--- Start of MATERIALS PROVIDED ---

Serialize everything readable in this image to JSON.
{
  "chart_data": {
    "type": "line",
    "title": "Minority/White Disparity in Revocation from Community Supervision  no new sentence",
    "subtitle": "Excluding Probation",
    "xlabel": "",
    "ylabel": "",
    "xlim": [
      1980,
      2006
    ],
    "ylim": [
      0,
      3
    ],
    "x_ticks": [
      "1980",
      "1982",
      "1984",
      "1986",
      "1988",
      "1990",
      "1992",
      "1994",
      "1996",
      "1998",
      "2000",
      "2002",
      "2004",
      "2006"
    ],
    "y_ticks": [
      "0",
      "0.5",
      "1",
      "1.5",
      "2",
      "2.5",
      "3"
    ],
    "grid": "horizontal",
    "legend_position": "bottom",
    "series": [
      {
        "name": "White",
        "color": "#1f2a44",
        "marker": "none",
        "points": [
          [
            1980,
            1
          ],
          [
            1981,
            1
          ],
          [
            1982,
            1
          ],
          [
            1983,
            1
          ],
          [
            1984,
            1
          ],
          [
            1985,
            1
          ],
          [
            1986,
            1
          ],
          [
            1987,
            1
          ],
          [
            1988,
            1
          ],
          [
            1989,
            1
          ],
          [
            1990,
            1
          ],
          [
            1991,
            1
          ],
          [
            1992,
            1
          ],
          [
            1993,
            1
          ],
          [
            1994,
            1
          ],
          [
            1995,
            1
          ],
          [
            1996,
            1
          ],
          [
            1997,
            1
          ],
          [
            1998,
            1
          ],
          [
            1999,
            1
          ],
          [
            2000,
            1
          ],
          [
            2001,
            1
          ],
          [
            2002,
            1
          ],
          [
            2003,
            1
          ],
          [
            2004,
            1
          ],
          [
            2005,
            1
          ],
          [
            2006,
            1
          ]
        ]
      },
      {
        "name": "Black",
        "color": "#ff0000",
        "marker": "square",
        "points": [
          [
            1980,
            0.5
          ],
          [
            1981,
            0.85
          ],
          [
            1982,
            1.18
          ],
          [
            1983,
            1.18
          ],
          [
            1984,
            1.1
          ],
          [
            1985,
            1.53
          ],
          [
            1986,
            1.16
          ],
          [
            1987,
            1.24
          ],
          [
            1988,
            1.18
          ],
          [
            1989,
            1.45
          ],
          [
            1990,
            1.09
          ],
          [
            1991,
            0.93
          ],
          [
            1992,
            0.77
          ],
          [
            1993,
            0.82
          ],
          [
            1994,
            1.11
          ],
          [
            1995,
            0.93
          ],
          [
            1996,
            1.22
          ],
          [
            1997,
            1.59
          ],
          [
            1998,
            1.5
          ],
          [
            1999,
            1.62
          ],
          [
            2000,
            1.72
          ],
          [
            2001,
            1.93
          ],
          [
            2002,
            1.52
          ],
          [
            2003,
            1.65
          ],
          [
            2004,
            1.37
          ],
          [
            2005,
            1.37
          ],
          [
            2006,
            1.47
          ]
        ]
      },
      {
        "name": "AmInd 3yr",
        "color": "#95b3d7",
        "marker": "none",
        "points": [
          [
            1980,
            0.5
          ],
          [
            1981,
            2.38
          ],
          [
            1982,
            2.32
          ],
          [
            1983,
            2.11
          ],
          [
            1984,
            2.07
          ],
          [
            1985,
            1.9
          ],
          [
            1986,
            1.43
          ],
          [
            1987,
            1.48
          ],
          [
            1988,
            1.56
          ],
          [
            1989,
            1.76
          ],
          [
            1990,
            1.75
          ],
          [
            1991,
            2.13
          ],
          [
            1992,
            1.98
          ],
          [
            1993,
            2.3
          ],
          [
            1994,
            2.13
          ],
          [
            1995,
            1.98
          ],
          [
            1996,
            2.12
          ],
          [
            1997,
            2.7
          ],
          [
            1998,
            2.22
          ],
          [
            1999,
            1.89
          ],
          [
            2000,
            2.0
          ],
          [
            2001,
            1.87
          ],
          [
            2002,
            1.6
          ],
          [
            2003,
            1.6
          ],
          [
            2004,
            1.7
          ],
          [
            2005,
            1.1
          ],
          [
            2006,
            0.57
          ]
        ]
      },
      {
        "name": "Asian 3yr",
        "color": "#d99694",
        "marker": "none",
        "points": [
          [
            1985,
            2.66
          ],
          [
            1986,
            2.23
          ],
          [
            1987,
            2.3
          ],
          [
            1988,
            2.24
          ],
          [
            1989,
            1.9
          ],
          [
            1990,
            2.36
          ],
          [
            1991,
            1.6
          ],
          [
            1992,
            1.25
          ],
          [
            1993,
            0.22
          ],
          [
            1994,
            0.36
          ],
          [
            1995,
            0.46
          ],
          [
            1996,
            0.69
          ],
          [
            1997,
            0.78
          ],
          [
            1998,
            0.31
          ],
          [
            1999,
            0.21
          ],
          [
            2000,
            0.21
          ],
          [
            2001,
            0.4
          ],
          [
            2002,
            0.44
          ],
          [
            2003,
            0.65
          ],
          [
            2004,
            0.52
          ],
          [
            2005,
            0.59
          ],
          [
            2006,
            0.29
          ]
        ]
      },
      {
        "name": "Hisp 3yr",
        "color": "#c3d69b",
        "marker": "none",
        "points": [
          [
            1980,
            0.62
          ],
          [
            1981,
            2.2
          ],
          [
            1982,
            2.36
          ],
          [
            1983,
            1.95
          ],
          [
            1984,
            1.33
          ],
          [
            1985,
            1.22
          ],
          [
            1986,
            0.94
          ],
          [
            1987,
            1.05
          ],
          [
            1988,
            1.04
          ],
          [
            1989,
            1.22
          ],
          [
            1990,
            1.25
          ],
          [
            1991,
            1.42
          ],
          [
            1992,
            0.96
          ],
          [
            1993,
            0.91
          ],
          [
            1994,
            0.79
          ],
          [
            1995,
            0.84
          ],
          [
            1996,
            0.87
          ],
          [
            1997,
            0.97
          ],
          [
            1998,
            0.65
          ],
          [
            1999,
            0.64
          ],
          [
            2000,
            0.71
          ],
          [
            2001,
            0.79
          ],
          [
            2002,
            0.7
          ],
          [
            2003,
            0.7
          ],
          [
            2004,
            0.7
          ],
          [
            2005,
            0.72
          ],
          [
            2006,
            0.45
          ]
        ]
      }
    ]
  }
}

--- End of MATERIALS PROVIDED ---

[WORK TO DO]: Search the entries for the word "color" and copy every line that has it.

[RESPONSE TO THIS TASK]:
        "color": "#1f2a44",
        "color": "#ff0000",
        "color": "#95b3d7",
        "color": "#d99694",
        "color": "#c3d69b",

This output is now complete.